Return all of the lines below exactly as they are.

◆ Stored dataset items ◆
— start —

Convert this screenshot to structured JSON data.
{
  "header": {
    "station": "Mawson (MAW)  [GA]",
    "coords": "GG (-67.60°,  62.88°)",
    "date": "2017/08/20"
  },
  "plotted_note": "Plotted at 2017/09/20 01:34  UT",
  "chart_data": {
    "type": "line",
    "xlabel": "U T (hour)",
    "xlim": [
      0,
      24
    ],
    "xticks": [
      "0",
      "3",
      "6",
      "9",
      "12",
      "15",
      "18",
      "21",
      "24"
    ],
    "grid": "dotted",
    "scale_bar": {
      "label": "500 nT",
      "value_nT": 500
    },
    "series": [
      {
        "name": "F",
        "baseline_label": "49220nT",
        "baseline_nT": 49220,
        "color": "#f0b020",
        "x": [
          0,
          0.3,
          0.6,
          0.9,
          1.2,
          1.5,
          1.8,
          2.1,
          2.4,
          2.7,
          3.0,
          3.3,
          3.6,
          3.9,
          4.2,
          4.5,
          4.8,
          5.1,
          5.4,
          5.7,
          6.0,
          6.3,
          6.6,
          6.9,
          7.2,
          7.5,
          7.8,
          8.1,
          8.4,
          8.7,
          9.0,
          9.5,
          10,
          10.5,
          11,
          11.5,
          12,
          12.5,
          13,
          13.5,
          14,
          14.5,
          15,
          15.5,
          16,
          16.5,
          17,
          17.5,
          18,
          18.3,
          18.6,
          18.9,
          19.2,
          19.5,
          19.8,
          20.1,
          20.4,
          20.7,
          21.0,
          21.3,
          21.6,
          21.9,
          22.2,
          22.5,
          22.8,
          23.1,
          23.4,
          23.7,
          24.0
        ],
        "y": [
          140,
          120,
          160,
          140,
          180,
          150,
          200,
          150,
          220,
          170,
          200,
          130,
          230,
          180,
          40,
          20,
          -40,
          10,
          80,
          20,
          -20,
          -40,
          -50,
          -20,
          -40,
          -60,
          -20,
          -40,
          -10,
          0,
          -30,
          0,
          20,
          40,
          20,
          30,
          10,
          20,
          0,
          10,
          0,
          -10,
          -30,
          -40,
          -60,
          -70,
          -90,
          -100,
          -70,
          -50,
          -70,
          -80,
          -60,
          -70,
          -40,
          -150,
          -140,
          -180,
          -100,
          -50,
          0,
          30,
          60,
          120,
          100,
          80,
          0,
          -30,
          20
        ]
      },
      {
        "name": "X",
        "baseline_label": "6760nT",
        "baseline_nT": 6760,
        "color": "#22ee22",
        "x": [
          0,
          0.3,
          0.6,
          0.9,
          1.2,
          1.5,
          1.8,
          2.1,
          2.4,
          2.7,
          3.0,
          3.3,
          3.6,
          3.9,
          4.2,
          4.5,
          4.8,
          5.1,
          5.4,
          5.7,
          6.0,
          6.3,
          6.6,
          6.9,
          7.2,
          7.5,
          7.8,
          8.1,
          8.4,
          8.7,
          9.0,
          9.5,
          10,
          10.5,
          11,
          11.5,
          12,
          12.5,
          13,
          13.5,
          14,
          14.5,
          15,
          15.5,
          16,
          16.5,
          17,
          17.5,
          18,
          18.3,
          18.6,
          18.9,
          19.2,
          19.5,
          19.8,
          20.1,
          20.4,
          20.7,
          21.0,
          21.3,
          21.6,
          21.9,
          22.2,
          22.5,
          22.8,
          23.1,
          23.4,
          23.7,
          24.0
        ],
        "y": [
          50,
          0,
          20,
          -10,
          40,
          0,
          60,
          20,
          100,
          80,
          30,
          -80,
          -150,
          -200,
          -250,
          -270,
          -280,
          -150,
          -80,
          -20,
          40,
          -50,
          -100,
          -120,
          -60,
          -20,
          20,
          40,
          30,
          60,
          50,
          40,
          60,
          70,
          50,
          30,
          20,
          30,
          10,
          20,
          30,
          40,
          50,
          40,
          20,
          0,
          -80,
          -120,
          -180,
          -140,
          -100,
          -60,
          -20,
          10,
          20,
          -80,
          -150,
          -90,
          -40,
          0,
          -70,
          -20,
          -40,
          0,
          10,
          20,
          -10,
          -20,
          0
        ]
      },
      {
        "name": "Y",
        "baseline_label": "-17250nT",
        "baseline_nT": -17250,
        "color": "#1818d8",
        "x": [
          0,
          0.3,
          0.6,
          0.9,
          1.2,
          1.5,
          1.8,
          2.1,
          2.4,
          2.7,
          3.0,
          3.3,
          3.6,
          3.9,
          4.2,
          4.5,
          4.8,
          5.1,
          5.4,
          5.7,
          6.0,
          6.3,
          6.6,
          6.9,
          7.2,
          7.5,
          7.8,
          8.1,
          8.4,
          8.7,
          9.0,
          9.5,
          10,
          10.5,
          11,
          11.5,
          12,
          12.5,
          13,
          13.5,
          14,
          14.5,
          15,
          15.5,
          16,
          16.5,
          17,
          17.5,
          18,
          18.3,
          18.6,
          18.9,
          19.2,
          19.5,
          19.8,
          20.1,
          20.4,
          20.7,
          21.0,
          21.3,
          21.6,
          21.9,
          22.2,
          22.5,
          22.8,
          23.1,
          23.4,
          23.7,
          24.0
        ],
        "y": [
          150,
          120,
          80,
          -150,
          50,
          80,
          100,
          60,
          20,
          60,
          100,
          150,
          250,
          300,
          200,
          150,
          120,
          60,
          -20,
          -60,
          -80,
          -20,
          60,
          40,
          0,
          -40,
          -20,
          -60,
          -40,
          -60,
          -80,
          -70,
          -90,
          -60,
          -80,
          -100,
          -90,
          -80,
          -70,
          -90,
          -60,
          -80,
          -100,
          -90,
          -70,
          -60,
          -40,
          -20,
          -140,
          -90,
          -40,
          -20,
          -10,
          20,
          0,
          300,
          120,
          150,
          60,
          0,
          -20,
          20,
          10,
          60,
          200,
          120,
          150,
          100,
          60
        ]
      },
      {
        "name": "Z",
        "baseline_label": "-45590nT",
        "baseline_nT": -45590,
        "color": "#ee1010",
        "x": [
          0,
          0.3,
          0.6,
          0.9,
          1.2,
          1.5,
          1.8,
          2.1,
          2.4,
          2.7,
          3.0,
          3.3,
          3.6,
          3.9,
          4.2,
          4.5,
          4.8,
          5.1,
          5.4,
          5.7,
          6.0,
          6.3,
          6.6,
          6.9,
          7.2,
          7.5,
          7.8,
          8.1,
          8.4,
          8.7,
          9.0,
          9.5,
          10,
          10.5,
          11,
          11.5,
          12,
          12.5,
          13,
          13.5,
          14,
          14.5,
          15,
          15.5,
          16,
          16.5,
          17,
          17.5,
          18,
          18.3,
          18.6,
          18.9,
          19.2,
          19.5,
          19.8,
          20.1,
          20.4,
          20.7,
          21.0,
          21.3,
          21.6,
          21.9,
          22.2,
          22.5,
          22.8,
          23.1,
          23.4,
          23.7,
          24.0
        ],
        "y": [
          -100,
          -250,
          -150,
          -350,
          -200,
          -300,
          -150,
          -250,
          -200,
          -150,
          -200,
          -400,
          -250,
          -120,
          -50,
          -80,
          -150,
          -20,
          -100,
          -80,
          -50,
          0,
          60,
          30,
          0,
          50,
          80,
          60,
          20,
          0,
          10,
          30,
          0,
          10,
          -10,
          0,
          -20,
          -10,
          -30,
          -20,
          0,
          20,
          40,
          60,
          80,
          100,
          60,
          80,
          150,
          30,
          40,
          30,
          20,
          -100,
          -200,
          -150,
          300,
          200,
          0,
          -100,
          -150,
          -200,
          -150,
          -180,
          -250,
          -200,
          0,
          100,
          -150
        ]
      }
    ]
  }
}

— end —

◆ SOLUTION FOR THIS EXERCISE ◆
Convert this screenshot to structured JSON data.
{
  "header": {
    "station": "Mawson (MAW)  [GA]",
    "coords": "GG (-67.60°,  62.88°)",
    "date": "2017/08/20"
  },
  "plotted_note": "Plotted at 2017/09/20 01:34  UT",
  "chart_data": {
    "type": "line",
    "xlabel": "U T (hour)",
    "xlim": [
      0,
      24
    ],
    "xticks": [
      "0",
      "3",
      "6",
      "9",
      "12",
      "15",
      "18",
      "21",
      "24"
    ],
    "grid": "dotted",
    "scale_bar": {
      "label": "500 nT",
      "value_nT": 500
    },
    "series": [
      {
        "name": "F",
        "baseline_label": "49220nT",
        "baseline_nT": 49220,
        "color": "#f0b020",
        "x": [
          0,
          0.3,
          0.6,
          0.9,
          1.2,
          1.5,
          1.8,
          2.1,
          2.4,
          2.7,
          3.0,
          3.3,
          3.6,
          3.9,
          4.2,
          4.5,
          4.8,
          5.1,
          5.4,
          5.7,
          6.0,
          6.3,
          6.6,
          6.9,
          7.2,
          7.5,
          7.8,
          8.1,
          8.4,
          8.7,
          9.0,
          9.5,
          10,
          10.5,
          11,
          11.5,
          12,
          12.5,
          13,
          13.5,
          14,
          14.5,
          15,
          15.5,
          16,
          16.5,
          17,
          17.5,
          18,
          18.3,
          18.6,
          18.9,
          19.2,
          19.5,
          19.8,
          20.1,
          20.4,
          20.7,
          21.0,
          21.3,
          21.6,
          21.9,
          22.2,
          22.5,
          22.8,
          23.1,
          23.4,
          23.7,
          24.0
        ],
        "y": [
          140,
          120,
          160,
          140,
          180,
          150,
          200,
          150,
          220,
          170,
          200,
          130,
          230,
          180,
          40,
          20,
          -40,
          10,
          80,
          20,
          -20,
          -40,
          -50,
          -20,
          -40,
          -60,
          -20,
          -40,
          -10,
          0,
          -30,
          0,
          20,
          40,
          20,
          30,
          10,
          20,
          0,
          10,
          0,
          -10,
          -30,
          -40,
          -60,
          -70,
          -90,
          -100,
          -70,
          -50,
          -70,
          -80,
          -60,
          -70,
          -40,
          -150,
          -140,
          -180,
          -100,
          -50,
          0,
          30,
          60,
          120,
          100,
          80,
          0,
          -30,
          20
        ]
      },
      {
        "name": "X",
        "baseline_label": "6760nT",
        "baseline_nT": 6760,
        "color": "#22ee22",
        "x": [
          0,
          0.3,
          0.6,
          0.9,
          1.2,
          1.5,
          1.8,
          2.1,
          2.4,
          2.7,
          3.0,
          3.3,
          3.6,
          3.9,
          4.2,
          4.5,
          4.8,
          5.1,
          5.4,
          5.7,
          6.0,
          6.3,
          6.6,
          6.9,
          7.2,
          7.5,
          7.8,
          8.1,
          8.4,
          8.7,
          9.0,
          9.5,
          10,
          10.5,
          11,
          11.5,
          12,
          12.5,
          13,
          13.5,
          14,
          14.5,
          15,
          15.5,
          16,
          16.5,
          17,
          17.5,
          18,
          18.3,
          18.6,
          18.9,
          19.2,
          19.5,
          19.8,
          20.1,
          20.4,
          20.7,
          21.0,
          21.3,
          21.6,
          21.9,
          22.2,
          22.5,
          22.8,
          23.1,
          23.4,
          23.7,
          24.0
        ],
        "y": [
          50,
          0,
          20,
          -10,
          40,
          0,
          60,
          20,
          100,
          80,
          30,
          -80,
          -150,
          -200,
          -250,
          -270,
          -280,
          -150,
          -80,
          -20,
          40,
          -50,
          -100,
          -120,
          -60,
          -20,
          20,
          40,
          30,
          60,
          50,
          40,
          60,
          70,
          50,
          30,
          20,
          30,
          10,
          20,
          30,
          40,
          50,
          40,
          20,
          0,
          -80,
          -120,
          -180,
          -140,
          -100,
          -60,
          -20,
          10,
          20,
          -80,
          -150,
          -90,
          -40,
          0,
          -70,
          -20,
          -40,
          0,
          10,
          20,
          -10,
          -20,
          0
        ]
      },
      {
        "name": "Y",
        "baseline_label": "-17250nT",
        "baseline_nT": -17250,
        "color": "#1818d8",
        "x": [
          0,
          0.3,
          0.6,
          0.9,
          1.2,
          1.5,
          1.8,
          2.1,
          2.4,
          2.7,
          3.0,
          3.3,
          3.6,
          3.9,
          4.2,
          4.5,
          4.8,
          5.1,
          5.4,
          5.7,
          6.0,
          6.3,
          6.6,
          6.9,
          7.2,
          7.5,
          7.8,
          8.1,
          8.4,
          8.7,
          9.0,
          9.5,
          10,
          10.5,
          11,
          11.5,
          12,
          12.5,
          13,
          13.5,
          14,
          14.5,
          15,
          15.5,
          16,
          16.5,
          17,
          17.5,
          18,
          18.3,
          18.6,
          18.9,
          19.2,
          19.5,
          19.8,
          20.1,
          20.4,
          20.7,
          21.0,
          21.3,
          21.6,
          21.9,
          22.2,
          22.5,
          22.8,
          23.1,
          23.4,
          23.7,
          24.0
        ],
        "y": [
          150,
          120,
          80,
          -150,
          50,
          80,
          100,
          60,
          20,
          60,
          100,
          150,
          250,
          300,
          200,
          150,
          120,
          60,
          -20,
          -60,
          -80,
          -20,
          60,
          40,
          0,
          -40,
          -20,
          -60,
          -40,
          -60,
          -80,
          -70,
          -90,
          -60,
          -80,
          -100,
          -90,
          -80,
          -70,
          -90,
          -60,
          -80,
          -100,
          -90,
          -70,
          -60,
          -40,
          -20,
          -140,
          -90,
          -40,
          -20,
          -10,
          20,
          0,
          300,
          120,
          150,
          60,
          0,
          -20,
          20,
          10,
          60,
          200,
          120,
          150,
          100,
          60
        ]
      },
      {
        "name": "Z",
        "baseline_label": "-45590nT",
        "baseline_nT": -45590,
        "color": "#ee1010",
        "x": [
          0,
          0.3,
          0.6,
          0.9,
          1.2,
          1.5,
          1.8,
          2.1,
          2.4,
          2.7,
          3.0,
          3.3,
          3.6,
          3.9,
          4.2,
          4.5,
          4.8,
          5.1,
          5.4,
          5.7,
          6.0,
          6.3,
          6.6,
          6.9,
          7.2,
          7.5,
          7.8,
          8.1,
          8.4,
          8.7,
          9.0,
          9.5,
          10,
          10.5,
          11,
          11.5,
          12,
          12.5,
          13,
          13.5,
          14,
          14.5,
          15,
          15.5,
          16,
          16.5,
          17,
          17.5,
          18,
          18.3,
          18.6,
          18.9,
          19.2,
          19.5,
          19.8,
          20.1,
          20.4,
          20.7,
          21.0,
          21.3,
          21.6,
          21.9,
          22.2,
          22.5,
          22.8,
          23.1,
          23.4,
          23.7,
          24.0
        ],
        "y": [
          -100,
          -250,
          -150,
          -350,
          -200,
          -300,
          -150,
          -250,
          -200,
          -150,
          -200,
          -400,
          -250,
          -120,
          -50,
          -80,
          -150,
          -20,
          -100,
          -80,
          -50,
          0,
          60,
          30,
          0,
          50,
          80,
          60,
          20,
          0,
          10,
          30,
          0,
          10,
          -10,
          0,
          -20,
          -10,
          -30,
          -20,
          0,
          20,
          40,
          60,
          80,
          100,
          60,
          80,
          150,
          30,
          40,
          30,
          20,
          -100,
          -200,
          -150,
          300,
          200,
          0,
          -100,
          -150,
          -200,
          -150,
          -180,
          -250,
          -200,
          0,
          100,
          -150
        ]
      }
    ]
  }
}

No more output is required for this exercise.